Check each line below for the word "activated" and give the count alone.

[Entries taken from a collection]
==================================================

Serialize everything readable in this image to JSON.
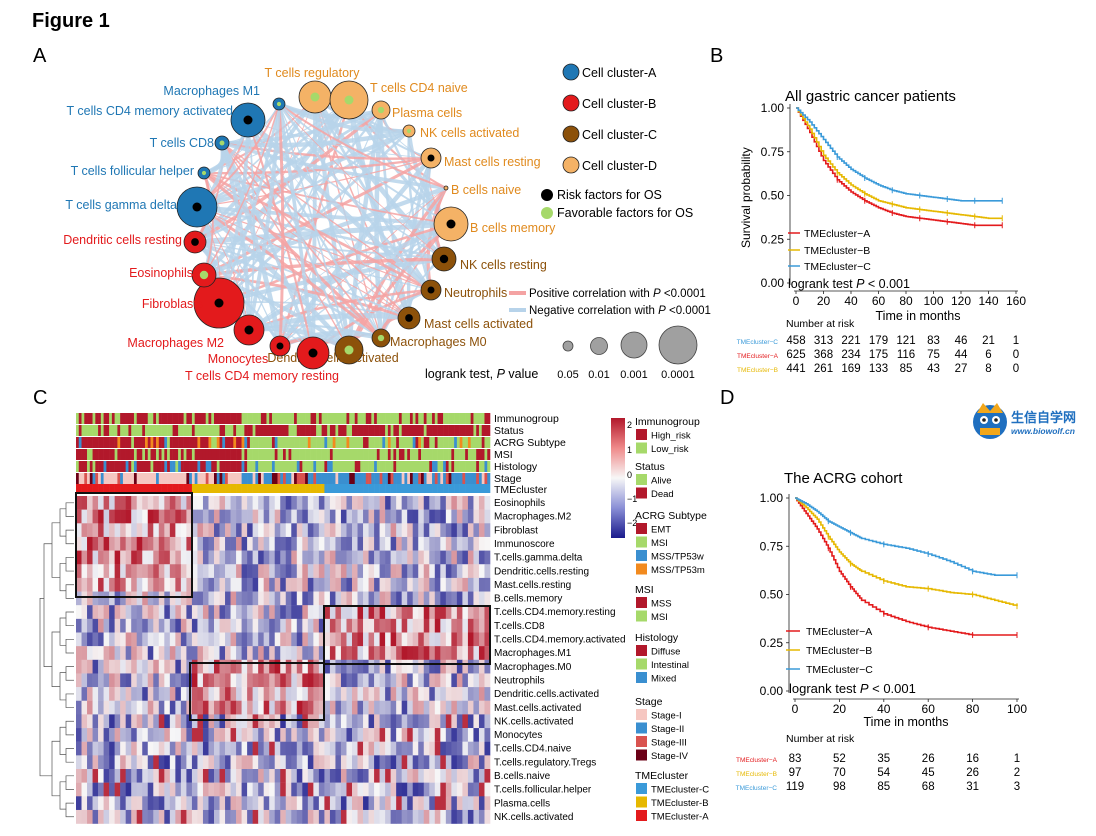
{
  "figure_title": "Figure 1",
  "panels": {
    "A": "A",
    "B": "B",
    "C": "C",
    "D": "D"
  },
  "colors": {
    "clusterA": "#1f77b4",
    "clusterB": "#e31a1c",
    "clusterC": "#8c510a",
    "clusterD": "#f4b266",
    "clusterD_text": "#e08a1e",
    "clusterC_text": "#8c510a",
    "risk": "#000000",
    "favorable": "#a6d96a",
    "pos_corr": "#f4a3a3",
    "neg_corr": "#b7d3ea",
    "tme_A": "#e31a1c",
    "tme_B": "#e6b800",
    "tme_C": "#3a9ad9"
  },
  "network": {
    "legend": {
      "clusters": [
        "Cell cluster-A",
        "Cell cluster-B",
        "Cell cluster-C",
        "Cell cluster-D"
      ],
      "risk": "Risk factors for OS",
      "favorable": "Favorable factors for OS",
      "pos_corr": "Positive correlation with ",
      "neg_corr": "Negative correlation with ",
      "p_italic": "P",
      "p_value_text": " <0.0001",
      "size_title_prefix": "logrank test, ",
      "size_title_suffix": " value",
      "size_values": [
        "0.05",
        "0.01",
        "0.001",
        "0.0001"
      ]
    },
    "nodes": [
      {
        "label": "T cells regulatory",
        "cluster": "D",
        "factor": "favorable"
      },
      {
        "label": "T cells CD4 naive",
        "cluster": "D",
        "factor": "favorable"
      },
      {
        "label": "Plasma cells",
        "cluster": "D",
        "factor": "favorable"
      },
      {
        "label": "NK cells activated",
        "cluster": "D",
        "factor": "favorable"
      },
      {
        "label": "Mast cells resting",
        "cluster": "D",
        "factor": "risk"
      },
      {
        "label": "B cells naive",
        "cluster": "D",
        "factor": "risk"
      },
      {
        "label": "B cells memory",
        "cluster": "D",
        "factor": "risk"
      },
      {
        "label": "NK cells resting",
        "cluster": "C",
        "factor": "risk"
      },
      {
        "label": "Neutrophils",
        "cluster": "C",
        "factor": "risk"
      },
      {
        "label": "Mast cells activated",
        "cluster": "C",
        "factor": "risk"
      },
      {
        "label": "Macrophages M0",
        "cluster": "C",
        "factor": "favorable"
      },
      {
        "label": "Dendritic cells activated",
        "cluster": "C",
        "factor": "favorable"
      },
      {
        "label": "T cells CD4 memory resting",
        "cluster": "B",
        "factor": "risk"
      },
      {
        "label": "Monocytes",
        "cluster": "B",
        "factor": "risk"
      },
      {
        "label": "Macrophages M2",
        "cluster": "B",
        "factor": "risk"
      },
      {
        "label": "Fibroblasts",
        "cluster": "B",
        "factor": "risk"
      },
      {
        "label": "Eosinophils",
        "cluster": "B",
        "factor": "favorable"
      },
      {
        "label": "Dendritic cells resting",
        "cluster": "B",
        "factor": "risk"
      },
      {
        "label": "T cells gamma delta",
        "cluster": "A",
        "factor": "risk"
      },
      {
        "label": "T cells follicular helper",
        "cluster": "A",
        "factor": "favorable"
      },
      {
        "label": "T cells CD8",
        "cluster": "A",
        "factor": "favorable"
      },
      {
        "label": "T cells CD4 memory activated",
        "cluster": "A",
        "factor": "risk"
      },
      {
        "label": "Macrophages M1",
        "cluster": "A",
        "factor": "favorable"
      }
    ]
  },
  "km_B": {
    "title": "All gastric cancer patients",
    "xlabel": "Time in months",
    "ylabel": "Survival probability",
    "x_ticks": [
      "0",
      "20",
      "40",
      "60",
      "80",
      "100",
      "120",
      "140",
      "160"
    ],
    "y_ticks": [
      "0.00",
      "0.25",
      "0.50",
      "0.75",
      "1.00"
    ],
    "xlim": [
      0,
      160
    ],
    "ylim": [
      0,
      1
    ],
    "legend": [
      "TMEcluster−A",
      "TMEcluster−B",
      "TMEcluster−C"
    ],
    "logrank_prefix": "logrank test ",
    "logrank_p": "P",
    "logrank_value": " < 0.001",
    "risk_title": "Number at risk",
    "risk_rows": [
      {
        "label": "TMEcluster−C",
        "values": [
          "458",
          "313",
          "221",
          "179",
          "121",
          "83",
          "46",
          "21",
          "1"
        ]
      },
      {
        "label": "TMEcluster−A",
        "values": [
          "625",
          "368",
          "234",
          "175",
          "116",
          "75",
          "44",
          "6",
          "0"
        ]
      },
      {
        "label": "TMEcluster−B",
        "values": [
          "441",
          "261",
          "169",
          "133",
          "85",
          "43",
          "27",
          "8",
          "0"
        ]
      }
    ]
  },
  "km_D": {
    "title": "The ACRG cohort",
    "xlabel": "Time in months",
    "x_ticks": [
      "0",
      "20",
      "40",
      "60",
      "80",
      "100"
    ],
    "y_ticks": [
      "0.00",
      "0.25",
      "0.50",
      "0.75",
      "1.00"
    ],
    "xlim": [
      0,
      100
    ],
    "ylim": [
      0,
      1
    ],
    "legend": [
      "TMEcluster−A",
      "TMEcluster−B",
      "TMEcluster−C"
    ],
    "logrank_prefix": "logrank test ",
    "logrank_p": "P",
    "logrank_value": " < 0.001",
    "risk_title": "Number at risk",
    "risk_rows": [
      {
        "label": "TMEcluster−A",
        "values": [
          "83",
          "52",
          "35",
          "26",
          "16",
          "1"
        ]
      },
      {
        "label": "TMEcluster−B",
        "values": [
          "97",
          "70",
          "54",
          "45",
          "26",
          "2"
        ]
      },
      {
        "label": "TMEcluster−C",
        "values": [
          "119",
          "98",
          "85",
          "68",
          "31",
          "3"
        ]
      }
    ]
  },
  "chart_data": [
    {
      "type": "line",
      "xlabel": "Time in months",
      "ylabel": "Survival probability",
      "xlim": [
        0,
        160
      ],
      "ylim": [
        0,
        1
      ],
      "x": [
        0,
        10,
        20,
        30,
        40,
        50,
        60,
        70,
        80,
        90,
        100,
        110,
        120,
        130,
        140,
        150
      ],
      "series": [
        {
          "name": "TMEcluster−A",
          "values": [
            1.0,
            0.86,
            0.7,
            0.59,
            0.52,
            0.47,
            0.43,
            0.4,
            0.38,
            0.37,
            0.36,
            0.35,
            0.34,
            0.33,
            0.33,
            0.33
          ]
        },
        {
          "name": "TMEcluster−B",
          "values": [
            1.0,
            0.88,
            0.73,
            0.63,
            0.56,
            0.51,
            0.47,
            0.45,
            0.43,
            0.42,
            0.41,
            0.4,
            0.39,
            0.38,
            0.37,
            0.37
          ]
        },
        {
          "name": "TMEcluster−C",
          "values": [
            1.0,
            0.92,
            0.82,
            0.72,
            0.65,
            0.6,
            0.56,
            0.53,
            0.51,
            0.5,
            0.49,
            0.48,
            0.47,
            0.47,
            0.47,
            0.47
          ]
        }
      ]
    },
    {
      "type": "line",
      "xlabel": "Time in months",
      "xlim": [
        0,
        100
      ],
      "ylim": [
        0,
        1
      ],
      "x": [
        0,
        5,
        10,
        15,
        20,
        25,
        30,
        40,
        50,
        60,
        70,
        80,
        90,
        100
      ],
      "series": [
        {
          "name": "TMEcluster−A",
          "values": [
            1.0,
            0.92,
            0.84,
            0.74,
            0.62,
            0.54,
            0.47,
            0.4,
            0.36,
            0.33,
            0.31,
            0.29,
            0.29,
            0.29
          ]
        },
        {
          "name": "TMEcluster−B",
          "values": [
            1.0,
            0.95,
            0.89,
            0.8,
            0.72,
            0.66,
            0.62,
            0.57,
            0.54,
            0.53,
            0.51,
            0.5,
            0.47,
            0.44
          ]
        },
        {
          "name": "TMEcluster−C",
          "values": [
            1.0,
            0.97,
            0.93,
            0.88,
            0.85,
            0.82,
            0.79,
            0.76,
            0.74,
            0.71,
            0.67,
            0.62,
            0.6,
            0.6
          ]
        }
      ]
    }
  ],
  "heatmap": {
    "annotation_rows": [
      "Immunogroup",
      "Status",
      "ACRG Subtype",
      "MSI",
      "Histology",
      "Stage",
      "TMEcluster"
    ],
    "cell_rows": [
      "Eosinophils",
      "Macrophages.M2",
      "Fibroblast",
      "Immunoscore",
      "T.cells.gamma.delta",
      "Dendritic.cells.resting",
      "Mast.cells.resting",
      "B.cells.memory",
      "T.cells.CD4.memory.resting",
      "T.cells.CD8",
      "T.cells.CD4.memory.activated",
      "Macrophages.M1",
      "Macrophages.M0",
      "Neutrophils",
      "Dendritic.cells.activated",
      "Mast.cells.activated",
      "NK.cells.activated",
      "Monocytes",
      "T.cells.CD4.naive",
      "T.cells.regulatory.Tregs",
      "B.cells.naive",
      "T.cells.follicular.helper",
      "Plasma.cells",
      "NK.cells.activated"
    ],
    "scale_ticks": [
      "2",
      "1",
      "0",
      "−1",
      "−2"
    ],
    "legends": [
      {
        "title": "Immunogroup",
        "items": [
          {
            "label": "High_risk",
            "color": "#b2182b"
          },
          {
            "label": "Low_risk",
            "color": "#a6d96a"
          }
        ]
      },
      {
        "title": "Status",
        "items": [
          {
            "label": "Alive",
            "color": "#a6d96a"
          },
          {
            "label": "Dead",
            "color": "#b2182b"
          }
        ]
      },
      {
        "title": "ACRG Subtype",
        "items": [
          {
            "label": "EMT",
            "color": "#b2182b"
          },
          {
            "label": "MSI",
            "color": "#a6d96a"
          },
          {
            "label": "MSS/TP53w",
            "color": "#3a8fd0"
          },
          {
            "label": "MSS/TP53m",
            "color": "#f28a1e"
          }
        ]
      },
      {
        "title": "MSI",
        "items": [
          {
            "label": "MSS",
            "color": "#b2182b"
          },
          {
            "label": "MSI",
            "color": "#a6d96a"
          }
        ]
      },
      {
        "title": "Histology",
        "items": [
          {
            "label": "Diffuse",
            "color": "#b2182b"
          },
          {
            "label": "Intestinal",
            "color": "#a6d96a"
          },
          {
            "label": "Mixed",
            "color": "#3a8fd0"
          }
        ]
      },
      {
        "title": "Stage",
        "items": [
          {
            "label": "Stage-I",
            "color": "#f6c7c1"
          },
          {
            "label": "Stage-II",
            "color": "#3a8fd0"
          },
          {
            "label": "Stage-III",
            "color": "#d9534f"
          },
          {
            "label": "Stage-IV",
            "color": "#6b0016"
          }
        ]
      },
      {
        "title": "TMEcluster",
        "items": [
          {
            "label": "TMEcluster-C",
            "color": "#3a9ad9"
          },
          {
            "label": "TMEcluster-B",
            "color": "#e6b800"
          },
          {
            "label": "TMEcluster-A",
            "color": "#e31a1c"
          }
        ]
      }
    ]
  },
  "watermark": {
    "cn": "生信自学网",
    "url": "www.biowolf.cn",
    "logo": "wolf-owl-logo"
  }
}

==================================================

[Answer for the task]: 9